| RECORDS FOR PROCESSING |
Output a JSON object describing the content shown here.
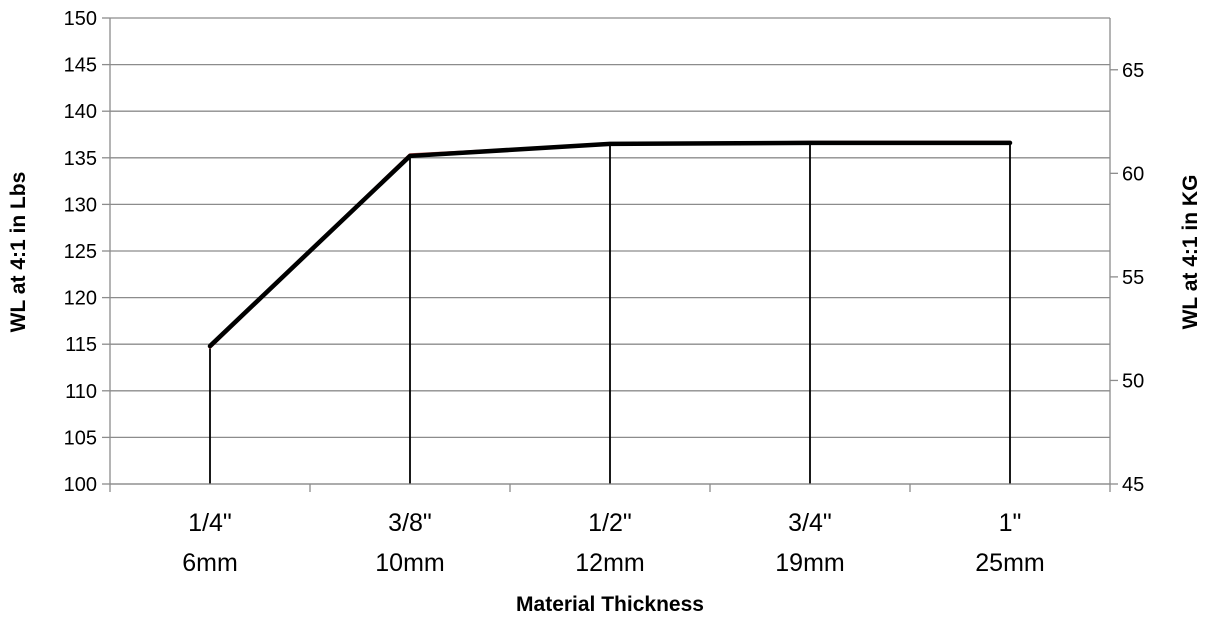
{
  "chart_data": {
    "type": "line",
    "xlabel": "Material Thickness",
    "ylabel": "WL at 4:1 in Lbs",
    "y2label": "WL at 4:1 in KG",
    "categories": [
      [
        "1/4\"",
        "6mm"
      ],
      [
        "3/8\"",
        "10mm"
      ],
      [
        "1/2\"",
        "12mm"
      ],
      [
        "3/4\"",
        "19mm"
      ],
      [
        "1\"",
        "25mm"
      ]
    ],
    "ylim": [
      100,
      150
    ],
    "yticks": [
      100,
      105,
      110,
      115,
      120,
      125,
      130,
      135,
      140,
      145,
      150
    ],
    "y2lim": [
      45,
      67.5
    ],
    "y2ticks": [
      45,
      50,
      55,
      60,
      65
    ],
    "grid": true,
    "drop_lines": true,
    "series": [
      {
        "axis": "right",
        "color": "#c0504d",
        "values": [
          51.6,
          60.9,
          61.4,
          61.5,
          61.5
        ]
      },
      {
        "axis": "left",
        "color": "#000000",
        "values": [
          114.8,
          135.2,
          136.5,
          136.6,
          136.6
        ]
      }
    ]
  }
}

| WRITTEN PROBLEM |
Restate the whole listing above exactly, please, omitting every image.

| ANSWER TO THE PROBLEM |
Output a JSON object describing the content shown here.
{
  "chart_data": {
    "type": "line",
    "xlabel": "Material Thickness",
    "ylabel": "WL at 4:1 in Lbs",
    "y2label": "WL at 4:1 in KG",
    "categories": [
      [
        "1/4\"",
        "6mm"
      ],
      [
        "3/8\"",
        "10mm"
      ],
      [
        "1/2\"",
        "12mm"
      ],
      [
        "3/4\"",
        "19mm"
      ],
      [
        "1\"",
        "25mm"
      ]
    ],
    "ylim": [
      100,
      150
    ],
    "yticks": [
      100,
      105,
      110,
      115,
      120,
      125,
      130,
      135,
      140,
      145,
      150
    ],
    "y2lim": [
      45,
      67.5
    ],
    "y2ticks": [
      45,
      50,
      55,
      60,
      65
    ],
    "grid": true,
    "drop_lines": true,
    "series": [
      {
        "axis": "right",
        "color": "#c0504d",
        "values": [
          51.6,
          60.9,
          61.4,
          61.5,
          61.5
        ]
      },
      {
        "axis": "left",
        "color": "#000000",
        "values": [
          114.8,
          135.2,
          136.5,
          136.6,
          136.6
        ]
      }
    ]
  }
}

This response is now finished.